**Directive:** Give an exact transcription of every line, dropping the images.

**Dataset excerpts:**

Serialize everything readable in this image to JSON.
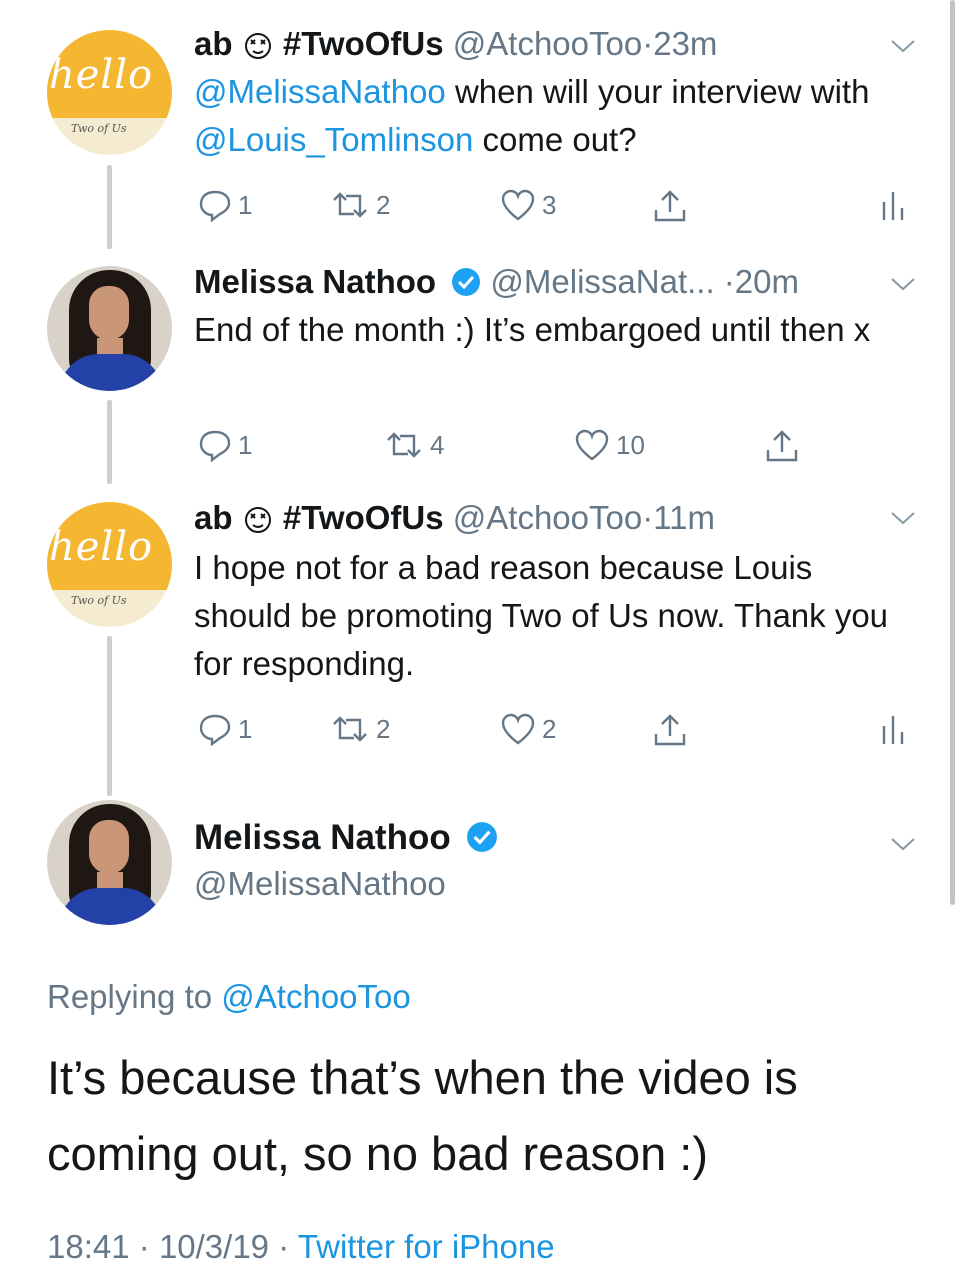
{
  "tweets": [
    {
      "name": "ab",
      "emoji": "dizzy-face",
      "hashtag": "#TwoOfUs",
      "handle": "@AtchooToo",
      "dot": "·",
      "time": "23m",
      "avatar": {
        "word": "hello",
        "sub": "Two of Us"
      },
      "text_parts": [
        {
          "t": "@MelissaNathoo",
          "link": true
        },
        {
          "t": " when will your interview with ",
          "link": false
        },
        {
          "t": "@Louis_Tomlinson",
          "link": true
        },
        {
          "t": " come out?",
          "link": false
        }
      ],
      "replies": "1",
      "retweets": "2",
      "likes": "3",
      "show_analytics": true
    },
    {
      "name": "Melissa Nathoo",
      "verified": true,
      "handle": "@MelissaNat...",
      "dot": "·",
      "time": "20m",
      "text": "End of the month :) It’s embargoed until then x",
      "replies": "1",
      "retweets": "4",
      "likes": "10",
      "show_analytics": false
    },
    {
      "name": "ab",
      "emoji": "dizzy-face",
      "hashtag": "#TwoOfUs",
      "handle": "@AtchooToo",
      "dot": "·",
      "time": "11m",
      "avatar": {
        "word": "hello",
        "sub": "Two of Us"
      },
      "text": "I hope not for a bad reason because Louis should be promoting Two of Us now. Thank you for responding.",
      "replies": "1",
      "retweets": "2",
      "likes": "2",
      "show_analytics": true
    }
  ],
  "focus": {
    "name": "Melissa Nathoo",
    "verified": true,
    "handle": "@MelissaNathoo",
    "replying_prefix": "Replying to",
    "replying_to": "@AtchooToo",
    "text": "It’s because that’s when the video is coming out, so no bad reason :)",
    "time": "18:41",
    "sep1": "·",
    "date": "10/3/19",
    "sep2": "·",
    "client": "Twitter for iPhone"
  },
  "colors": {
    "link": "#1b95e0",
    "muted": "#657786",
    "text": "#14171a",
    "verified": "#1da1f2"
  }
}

**Answer below:**
Serialize everything readable in this image to JSON.
{
  "tweets": [
    {
      "name": "ab",
      "emoji": "dizzy-face",
      "hashtag": "#TwoOfUs",
      "handle": "@AtchooToo",
      "dot": "·",
      "time": "23m",
      "avatar": {
        "word": "hello",
        "sub": "Two of Us"
      },
      "text_parts": [
        {
          "t": "@MelissaNathoo",
          "link": true
        },
        {
          "t": " when will your interview with ",
          "link": false
        },
        {
          "t": "@Louis_Tomlinson",
          "link": true
        },
        {
          "t": " come out?",
          "link": false
        }
      ],
      "replies": "1",
      "retweets": "2",
      "likes": "3",
      "show_analytics": true
    },
    {
      "name": "Melissa Nathoo",
      "verified": true,
      "handle": "@MelissaNat...",
      "dot": "·",
      "time": "20m",
      "text": "End of the month :) It’s embargoed until then x",
      "replies": "1",
      "retweets": "4",
      "likes": "10",
      "show_analytics": false
    },
    {
      "name": "ab",
      "emoji": "dizzy-face",
      "hashtag": "#TwoOfUs",
      "handle": "@AtchooToo",
      "dot": "·",
      "time": "11m",
      "avatar": {
        "word": "hello",
        "sub": "Two of Us"
      },
      "text": "I hope not for a bad reason because Louis should be promoting Two of Us now. Thank you for responding.",
      "replies": "1",
      "retweets": "2",
      "likes": "2",
      "show_analytics": true
    }
  ],
  "focus": {
    "name": "Melissa Nathoo",
    "verified": true,
    "handle": "@MelissaNathoo",
    "replying_prefix": "Replying to",
    "replying_to": "@AtchooToo",
    "text": "It’s because that’s when the video is coming out, so no bad reason :)",
    "time": "18:41",
    "sep1": "·",
    "date": "10/3/19",
    "sep2": "·",
    "client": "Twitter for iPhone"
  },
  "colors": {
    "link": "#1b95e0",
    "muted": "#657786",
    "text": "#14171a",
    "verified": "#1da1f2"
  }
}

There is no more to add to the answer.